Pull out every line of the listing below where "Seller" appears.

═══ Raw records ═══

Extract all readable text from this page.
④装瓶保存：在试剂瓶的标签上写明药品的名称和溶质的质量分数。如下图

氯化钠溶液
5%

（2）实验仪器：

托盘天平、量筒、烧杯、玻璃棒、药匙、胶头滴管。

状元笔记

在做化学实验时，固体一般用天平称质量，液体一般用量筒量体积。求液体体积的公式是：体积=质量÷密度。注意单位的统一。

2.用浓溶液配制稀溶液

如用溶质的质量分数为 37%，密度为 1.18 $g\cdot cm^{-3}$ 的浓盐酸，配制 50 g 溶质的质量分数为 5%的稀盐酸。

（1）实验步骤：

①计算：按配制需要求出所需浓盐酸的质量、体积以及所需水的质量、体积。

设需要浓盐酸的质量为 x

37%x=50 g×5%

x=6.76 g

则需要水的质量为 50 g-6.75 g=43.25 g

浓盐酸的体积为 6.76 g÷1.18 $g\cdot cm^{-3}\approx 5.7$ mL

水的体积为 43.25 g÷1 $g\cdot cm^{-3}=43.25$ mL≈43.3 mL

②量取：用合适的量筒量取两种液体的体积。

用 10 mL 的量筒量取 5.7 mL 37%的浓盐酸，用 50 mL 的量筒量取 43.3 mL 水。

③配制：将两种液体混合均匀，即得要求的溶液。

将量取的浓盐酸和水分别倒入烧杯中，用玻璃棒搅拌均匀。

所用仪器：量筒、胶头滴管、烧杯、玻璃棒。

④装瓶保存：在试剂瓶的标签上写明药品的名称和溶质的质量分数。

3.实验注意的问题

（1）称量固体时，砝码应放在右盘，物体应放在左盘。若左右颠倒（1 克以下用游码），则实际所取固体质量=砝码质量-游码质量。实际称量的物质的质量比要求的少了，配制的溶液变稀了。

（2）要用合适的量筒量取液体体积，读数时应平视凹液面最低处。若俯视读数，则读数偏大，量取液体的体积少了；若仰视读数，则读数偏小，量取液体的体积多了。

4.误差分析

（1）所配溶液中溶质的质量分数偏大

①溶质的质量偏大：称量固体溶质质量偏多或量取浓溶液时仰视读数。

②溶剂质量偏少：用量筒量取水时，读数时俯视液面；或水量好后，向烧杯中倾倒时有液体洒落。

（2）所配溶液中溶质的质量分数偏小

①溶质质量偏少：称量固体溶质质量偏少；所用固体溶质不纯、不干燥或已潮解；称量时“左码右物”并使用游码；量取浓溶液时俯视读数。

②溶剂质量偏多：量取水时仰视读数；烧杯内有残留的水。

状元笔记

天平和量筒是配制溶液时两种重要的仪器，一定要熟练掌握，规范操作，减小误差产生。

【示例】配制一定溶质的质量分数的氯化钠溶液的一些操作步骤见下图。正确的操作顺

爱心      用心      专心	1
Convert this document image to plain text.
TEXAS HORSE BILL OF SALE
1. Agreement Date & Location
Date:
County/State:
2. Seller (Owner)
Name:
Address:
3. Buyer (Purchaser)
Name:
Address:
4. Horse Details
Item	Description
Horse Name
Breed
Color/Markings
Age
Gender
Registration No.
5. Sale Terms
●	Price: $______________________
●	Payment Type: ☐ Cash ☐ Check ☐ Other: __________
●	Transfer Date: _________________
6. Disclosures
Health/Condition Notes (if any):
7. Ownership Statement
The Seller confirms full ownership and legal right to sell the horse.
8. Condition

═══

_Answer below_
2. Seller (Owner)
The Seller confirms full ownership and legal right to sell the horse.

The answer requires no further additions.